◆ Data for the task
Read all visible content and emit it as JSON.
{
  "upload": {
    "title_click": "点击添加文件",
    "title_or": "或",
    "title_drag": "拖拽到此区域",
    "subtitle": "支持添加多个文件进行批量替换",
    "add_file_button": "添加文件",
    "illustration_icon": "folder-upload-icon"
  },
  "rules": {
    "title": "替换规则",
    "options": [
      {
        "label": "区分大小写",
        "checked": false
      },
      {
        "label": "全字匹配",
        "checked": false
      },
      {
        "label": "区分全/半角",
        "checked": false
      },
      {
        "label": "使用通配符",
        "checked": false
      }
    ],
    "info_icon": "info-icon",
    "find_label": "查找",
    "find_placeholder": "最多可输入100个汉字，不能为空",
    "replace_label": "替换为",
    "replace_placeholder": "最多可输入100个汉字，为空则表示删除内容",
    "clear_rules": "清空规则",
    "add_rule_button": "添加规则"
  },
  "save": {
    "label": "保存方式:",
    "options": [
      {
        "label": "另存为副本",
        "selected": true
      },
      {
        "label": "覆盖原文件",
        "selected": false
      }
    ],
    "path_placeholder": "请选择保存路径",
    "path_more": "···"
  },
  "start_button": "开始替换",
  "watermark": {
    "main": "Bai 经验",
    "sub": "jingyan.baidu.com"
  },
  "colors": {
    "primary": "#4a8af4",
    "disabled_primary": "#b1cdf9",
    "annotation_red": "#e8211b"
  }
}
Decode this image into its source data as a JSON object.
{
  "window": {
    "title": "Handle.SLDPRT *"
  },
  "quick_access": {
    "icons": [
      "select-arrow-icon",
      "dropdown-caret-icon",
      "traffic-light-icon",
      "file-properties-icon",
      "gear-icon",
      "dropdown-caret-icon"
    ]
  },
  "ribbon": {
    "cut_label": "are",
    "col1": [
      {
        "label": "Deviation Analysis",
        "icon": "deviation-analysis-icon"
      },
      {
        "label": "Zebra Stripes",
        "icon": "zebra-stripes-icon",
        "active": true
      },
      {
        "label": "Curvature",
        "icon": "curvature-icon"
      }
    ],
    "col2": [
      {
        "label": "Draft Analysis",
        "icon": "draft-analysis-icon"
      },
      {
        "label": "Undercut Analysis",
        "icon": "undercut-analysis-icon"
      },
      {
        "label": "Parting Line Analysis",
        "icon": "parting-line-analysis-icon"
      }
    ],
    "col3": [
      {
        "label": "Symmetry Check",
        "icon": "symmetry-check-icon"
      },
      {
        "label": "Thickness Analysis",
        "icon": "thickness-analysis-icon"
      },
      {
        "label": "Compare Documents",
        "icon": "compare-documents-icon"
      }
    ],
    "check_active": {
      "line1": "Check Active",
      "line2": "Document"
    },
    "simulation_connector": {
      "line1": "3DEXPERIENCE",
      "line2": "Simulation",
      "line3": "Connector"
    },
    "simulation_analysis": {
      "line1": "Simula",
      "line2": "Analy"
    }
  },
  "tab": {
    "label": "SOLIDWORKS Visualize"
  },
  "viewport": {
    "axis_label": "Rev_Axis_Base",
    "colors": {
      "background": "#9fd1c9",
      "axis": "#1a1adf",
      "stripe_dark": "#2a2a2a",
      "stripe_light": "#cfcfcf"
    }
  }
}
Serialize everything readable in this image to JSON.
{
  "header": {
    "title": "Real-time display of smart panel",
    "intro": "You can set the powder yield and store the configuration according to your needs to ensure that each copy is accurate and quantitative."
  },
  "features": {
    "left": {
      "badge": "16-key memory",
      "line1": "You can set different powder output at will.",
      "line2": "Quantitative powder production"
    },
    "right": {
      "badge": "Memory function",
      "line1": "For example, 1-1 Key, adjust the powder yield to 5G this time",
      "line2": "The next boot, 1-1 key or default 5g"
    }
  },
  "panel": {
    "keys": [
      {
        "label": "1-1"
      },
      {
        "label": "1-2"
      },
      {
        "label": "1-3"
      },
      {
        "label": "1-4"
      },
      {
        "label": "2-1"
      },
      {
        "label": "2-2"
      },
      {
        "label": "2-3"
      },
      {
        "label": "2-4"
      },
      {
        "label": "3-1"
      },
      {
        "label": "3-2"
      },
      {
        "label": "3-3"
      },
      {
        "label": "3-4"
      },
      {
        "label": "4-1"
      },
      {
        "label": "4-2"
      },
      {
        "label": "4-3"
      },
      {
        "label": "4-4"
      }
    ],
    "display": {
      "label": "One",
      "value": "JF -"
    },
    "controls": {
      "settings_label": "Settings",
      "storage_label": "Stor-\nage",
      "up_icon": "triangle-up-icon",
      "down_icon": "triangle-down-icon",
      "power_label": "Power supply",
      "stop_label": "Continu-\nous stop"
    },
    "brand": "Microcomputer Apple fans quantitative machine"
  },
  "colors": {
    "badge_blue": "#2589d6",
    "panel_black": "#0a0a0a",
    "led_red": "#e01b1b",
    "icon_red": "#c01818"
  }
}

◆ Requirement
From the listing above, copy every line that includes the word "triangle".

◆ Solution to the problem
      "up_icon": "triangle-up-icon",
      "down_icon": "triangle-down-icon",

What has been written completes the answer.